→ What to do: In the material below, count the lines with the word "Double" and state that number only.

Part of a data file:
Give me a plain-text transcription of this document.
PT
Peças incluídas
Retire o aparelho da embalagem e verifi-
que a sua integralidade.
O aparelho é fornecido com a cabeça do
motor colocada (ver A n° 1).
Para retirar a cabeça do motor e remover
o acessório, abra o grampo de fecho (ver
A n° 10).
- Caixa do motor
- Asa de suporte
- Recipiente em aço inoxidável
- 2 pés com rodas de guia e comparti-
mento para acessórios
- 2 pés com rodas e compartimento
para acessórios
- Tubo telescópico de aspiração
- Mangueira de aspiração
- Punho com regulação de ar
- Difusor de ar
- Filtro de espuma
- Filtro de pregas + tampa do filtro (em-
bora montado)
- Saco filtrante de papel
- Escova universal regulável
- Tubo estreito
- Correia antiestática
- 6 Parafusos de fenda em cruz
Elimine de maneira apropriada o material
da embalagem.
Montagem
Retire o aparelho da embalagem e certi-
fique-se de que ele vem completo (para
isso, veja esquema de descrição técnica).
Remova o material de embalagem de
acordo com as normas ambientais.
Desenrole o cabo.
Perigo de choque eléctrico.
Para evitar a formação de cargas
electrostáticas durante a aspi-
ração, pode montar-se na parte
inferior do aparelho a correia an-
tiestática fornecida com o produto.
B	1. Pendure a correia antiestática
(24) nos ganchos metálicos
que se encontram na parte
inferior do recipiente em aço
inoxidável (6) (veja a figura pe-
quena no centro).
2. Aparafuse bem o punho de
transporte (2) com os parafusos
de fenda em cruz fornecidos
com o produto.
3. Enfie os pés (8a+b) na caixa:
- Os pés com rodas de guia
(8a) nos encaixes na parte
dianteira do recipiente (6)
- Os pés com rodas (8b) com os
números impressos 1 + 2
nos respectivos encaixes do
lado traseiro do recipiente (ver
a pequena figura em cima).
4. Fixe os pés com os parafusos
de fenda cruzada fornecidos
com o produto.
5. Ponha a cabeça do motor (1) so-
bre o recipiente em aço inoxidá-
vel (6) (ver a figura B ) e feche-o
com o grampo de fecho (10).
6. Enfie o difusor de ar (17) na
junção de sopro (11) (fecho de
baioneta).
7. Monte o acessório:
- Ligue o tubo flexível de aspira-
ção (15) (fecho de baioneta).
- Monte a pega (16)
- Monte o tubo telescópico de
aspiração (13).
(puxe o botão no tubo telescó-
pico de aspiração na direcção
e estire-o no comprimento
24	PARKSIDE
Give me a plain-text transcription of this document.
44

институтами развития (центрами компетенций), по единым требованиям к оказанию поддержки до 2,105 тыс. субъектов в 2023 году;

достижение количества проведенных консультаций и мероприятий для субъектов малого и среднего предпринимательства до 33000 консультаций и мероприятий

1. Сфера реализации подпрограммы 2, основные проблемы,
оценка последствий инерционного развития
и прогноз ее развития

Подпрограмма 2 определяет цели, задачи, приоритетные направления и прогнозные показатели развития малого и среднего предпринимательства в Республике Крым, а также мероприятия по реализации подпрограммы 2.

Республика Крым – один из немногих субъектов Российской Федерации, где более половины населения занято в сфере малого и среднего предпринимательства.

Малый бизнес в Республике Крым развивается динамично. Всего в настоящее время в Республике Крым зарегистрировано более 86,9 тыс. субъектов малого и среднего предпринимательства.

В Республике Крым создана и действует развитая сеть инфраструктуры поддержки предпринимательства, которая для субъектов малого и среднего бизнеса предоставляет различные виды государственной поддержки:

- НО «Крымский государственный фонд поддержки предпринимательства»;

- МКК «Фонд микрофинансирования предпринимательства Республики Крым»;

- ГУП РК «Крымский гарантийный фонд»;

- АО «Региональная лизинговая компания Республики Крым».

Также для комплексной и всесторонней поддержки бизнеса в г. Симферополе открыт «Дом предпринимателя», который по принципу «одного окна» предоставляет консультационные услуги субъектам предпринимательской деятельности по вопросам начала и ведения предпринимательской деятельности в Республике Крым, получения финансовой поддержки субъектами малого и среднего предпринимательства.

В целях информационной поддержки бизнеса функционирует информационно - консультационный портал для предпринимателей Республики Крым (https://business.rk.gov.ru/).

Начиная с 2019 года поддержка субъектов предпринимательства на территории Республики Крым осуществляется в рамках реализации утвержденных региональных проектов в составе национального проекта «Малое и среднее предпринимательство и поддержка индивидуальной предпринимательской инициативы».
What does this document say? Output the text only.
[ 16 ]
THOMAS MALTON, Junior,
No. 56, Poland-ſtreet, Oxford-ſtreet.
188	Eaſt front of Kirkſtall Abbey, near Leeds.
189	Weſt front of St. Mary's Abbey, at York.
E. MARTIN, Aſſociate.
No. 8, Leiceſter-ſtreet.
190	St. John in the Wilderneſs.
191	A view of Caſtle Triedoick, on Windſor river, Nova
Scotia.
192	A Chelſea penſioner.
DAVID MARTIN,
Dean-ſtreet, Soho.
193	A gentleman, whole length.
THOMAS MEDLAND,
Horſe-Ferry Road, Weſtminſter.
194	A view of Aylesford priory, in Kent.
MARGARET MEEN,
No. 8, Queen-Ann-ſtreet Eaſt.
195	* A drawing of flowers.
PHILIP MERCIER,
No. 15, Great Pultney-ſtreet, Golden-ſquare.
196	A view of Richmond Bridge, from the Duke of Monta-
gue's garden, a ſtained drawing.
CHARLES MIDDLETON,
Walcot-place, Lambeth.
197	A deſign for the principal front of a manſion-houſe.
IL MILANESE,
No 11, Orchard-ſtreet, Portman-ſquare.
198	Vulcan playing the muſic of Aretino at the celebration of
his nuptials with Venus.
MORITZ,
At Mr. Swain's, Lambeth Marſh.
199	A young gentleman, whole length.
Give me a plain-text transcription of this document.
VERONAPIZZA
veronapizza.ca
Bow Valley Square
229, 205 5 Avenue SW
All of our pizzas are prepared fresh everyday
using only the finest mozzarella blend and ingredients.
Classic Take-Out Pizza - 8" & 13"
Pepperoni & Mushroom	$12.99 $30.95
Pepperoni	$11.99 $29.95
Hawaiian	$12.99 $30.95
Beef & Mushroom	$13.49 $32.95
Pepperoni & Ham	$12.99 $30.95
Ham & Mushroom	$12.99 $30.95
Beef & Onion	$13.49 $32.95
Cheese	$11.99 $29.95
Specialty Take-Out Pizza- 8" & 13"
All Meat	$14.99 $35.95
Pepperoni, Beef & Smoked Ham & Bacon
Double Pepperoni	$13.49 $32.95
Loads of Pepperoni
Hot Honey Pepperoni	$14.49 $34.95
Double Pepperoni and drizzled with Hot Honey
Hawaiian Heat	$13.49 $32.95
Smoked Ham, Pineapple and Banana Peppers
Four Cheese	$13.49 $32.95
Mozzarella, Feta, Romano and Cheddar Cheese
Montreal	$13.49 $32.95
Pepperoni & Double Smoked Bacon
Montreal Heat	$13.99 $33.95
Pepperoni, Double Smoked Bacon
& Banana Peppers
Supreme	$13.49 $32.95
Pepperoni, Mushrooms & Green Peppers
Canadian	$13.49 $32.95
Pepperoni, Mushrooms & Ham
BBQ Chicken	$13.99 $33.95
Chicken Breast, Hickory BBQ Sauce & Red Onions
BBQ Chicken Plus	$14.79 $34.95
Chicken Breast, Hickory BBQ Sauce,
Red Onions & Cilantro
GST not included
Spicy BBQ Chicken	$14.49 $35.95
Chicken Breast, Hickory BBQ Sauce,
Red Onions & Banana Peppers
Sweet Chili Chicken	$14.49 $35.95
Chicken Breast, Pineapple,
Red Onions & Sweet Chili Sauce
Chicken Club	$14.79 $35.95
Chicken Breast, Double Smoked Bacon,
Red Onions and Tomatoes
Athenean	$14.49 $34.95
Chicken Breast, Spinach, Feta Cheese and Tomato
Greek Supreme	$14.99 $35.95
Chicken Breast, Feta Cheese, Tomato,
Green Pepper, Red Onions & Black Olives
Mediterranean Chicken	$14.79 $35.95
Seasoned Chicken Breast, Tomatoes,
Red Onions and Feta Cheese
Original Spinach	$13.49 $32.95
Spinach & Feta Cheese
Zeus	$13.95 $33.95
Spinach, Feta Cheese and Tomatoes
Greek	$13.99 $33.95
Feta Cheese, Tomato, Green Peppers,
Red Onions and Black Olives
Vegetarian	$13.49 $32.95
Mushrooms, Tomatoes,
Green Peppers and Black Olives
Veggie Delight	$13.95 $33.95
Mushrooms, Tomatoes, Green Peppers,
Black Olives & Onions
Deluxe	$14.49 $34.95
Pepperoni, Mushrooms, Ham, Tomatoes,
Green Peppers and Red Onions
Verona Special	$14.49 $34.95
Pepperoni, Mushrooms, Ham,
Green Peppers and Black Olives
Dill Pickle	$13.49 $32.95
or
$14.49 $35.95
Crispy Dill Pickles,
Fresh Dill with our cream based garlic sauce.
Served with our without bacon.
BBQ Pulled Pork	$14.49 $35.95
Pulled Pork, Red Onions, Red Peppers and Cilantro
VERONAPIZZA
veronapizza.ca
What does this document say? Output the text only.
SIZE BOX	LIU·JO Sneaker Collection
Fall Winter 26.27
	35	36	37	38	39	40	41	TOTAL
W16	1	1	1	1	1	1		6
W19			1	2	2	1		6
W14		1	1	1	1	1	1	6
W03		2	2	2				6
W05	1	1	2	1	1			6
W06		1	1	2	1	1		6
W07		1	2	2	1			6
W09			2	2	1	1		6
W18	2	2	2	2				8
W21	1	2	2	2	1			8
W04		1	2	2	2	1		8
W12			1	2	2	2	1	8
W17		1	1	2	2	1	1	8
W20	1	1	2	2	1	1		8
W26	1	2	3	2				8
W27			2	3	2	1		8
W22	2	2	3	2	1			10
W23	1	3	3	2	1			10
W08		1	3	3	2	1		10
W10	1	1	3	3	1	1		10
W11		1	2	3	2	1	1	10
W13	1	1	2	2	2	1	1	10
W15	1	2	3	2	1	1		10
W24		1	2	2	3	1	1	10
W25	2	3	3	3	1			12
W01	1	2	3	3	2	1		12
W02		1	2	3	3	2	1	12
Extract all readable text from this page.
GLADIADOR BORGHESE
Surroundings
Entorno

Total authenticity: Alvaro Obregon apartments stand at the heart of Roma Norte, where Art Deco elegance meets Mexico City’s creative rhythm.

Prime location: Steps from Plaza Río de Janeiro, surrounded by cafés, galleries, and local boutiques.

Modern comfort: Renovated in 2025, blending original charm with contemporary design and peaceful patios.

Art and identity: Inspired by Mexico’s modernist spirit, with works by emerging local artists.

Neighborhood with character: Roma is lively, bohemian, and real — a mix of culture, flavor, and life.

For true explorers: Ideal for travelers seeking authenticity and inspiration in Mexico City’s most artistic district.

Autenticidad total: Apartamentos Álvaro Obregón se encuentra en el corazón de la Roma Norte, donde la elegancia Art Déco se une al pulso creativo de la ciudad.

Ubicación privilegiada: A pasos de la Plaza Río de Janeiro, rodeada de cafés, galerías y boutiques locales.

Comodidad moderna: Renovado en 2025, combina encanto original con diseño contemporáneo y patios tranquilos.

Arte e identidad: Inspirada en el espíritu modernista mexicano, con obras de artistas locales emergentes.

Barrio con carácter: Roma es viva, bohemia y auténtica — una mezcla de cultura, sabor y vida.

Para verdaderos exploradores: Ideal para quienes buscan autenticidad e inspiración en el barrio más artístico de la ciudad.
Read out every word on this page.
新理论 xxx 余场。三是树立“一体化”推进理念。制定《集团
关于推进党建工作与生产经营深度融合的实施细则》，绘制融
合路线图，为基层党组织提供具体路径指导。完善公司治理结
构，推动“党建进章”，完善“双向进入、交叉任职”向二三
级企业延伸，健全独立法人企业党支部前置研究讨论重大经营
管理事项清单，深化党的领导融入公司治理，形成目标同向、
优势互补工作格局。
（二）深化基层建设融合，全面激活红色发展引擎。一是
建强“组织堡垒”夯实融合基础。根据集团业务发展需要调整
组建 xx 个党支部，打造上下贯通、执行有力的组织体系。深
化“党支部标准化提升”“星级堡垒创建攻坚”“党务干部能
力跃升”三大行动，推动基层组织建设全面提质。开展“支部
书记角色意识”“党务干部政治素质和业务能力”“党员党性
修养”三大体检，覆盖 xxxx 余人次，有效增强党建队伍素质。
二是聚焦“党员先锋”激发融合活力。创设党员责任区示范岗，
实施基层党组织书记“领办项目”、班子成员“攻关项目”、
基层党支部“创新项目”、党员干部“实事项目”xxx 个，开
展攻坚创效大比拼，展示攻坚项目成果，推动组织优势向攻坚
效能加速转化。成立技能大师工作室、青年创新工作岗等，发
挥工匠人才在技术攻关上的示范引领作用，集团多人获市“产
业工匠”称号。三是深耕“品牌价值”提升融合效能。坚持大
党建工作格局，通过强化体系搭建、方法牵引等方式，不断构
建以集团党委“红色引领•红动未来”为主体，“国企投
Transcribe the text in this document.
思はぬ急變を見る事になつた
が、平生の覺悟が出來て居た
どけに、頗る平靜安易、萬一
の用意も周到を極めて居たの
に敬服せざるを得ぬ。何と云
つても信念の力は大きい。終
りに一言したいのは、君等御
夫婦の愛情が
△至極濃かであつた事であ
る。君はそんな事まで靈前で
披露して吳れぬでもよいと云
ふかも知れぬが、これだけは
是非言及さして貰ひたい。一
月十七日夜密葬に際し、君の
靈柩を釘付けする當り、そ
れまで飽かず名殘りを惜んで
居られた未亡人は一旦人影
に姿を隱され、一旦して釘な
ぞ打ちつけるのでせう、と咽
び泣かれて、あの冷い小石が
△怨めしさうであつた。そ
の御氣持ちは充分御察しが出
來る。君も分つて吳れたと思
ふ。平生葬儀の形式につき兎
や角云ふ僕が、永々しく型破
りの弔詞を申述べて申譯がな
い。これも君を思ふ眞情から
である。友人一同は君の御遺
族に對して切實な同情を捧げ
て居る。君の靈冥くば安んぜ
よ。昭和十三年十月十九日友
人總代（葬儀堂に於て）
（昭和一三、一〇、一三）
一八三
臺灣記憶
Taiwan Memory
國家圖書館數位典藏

→ The response: 5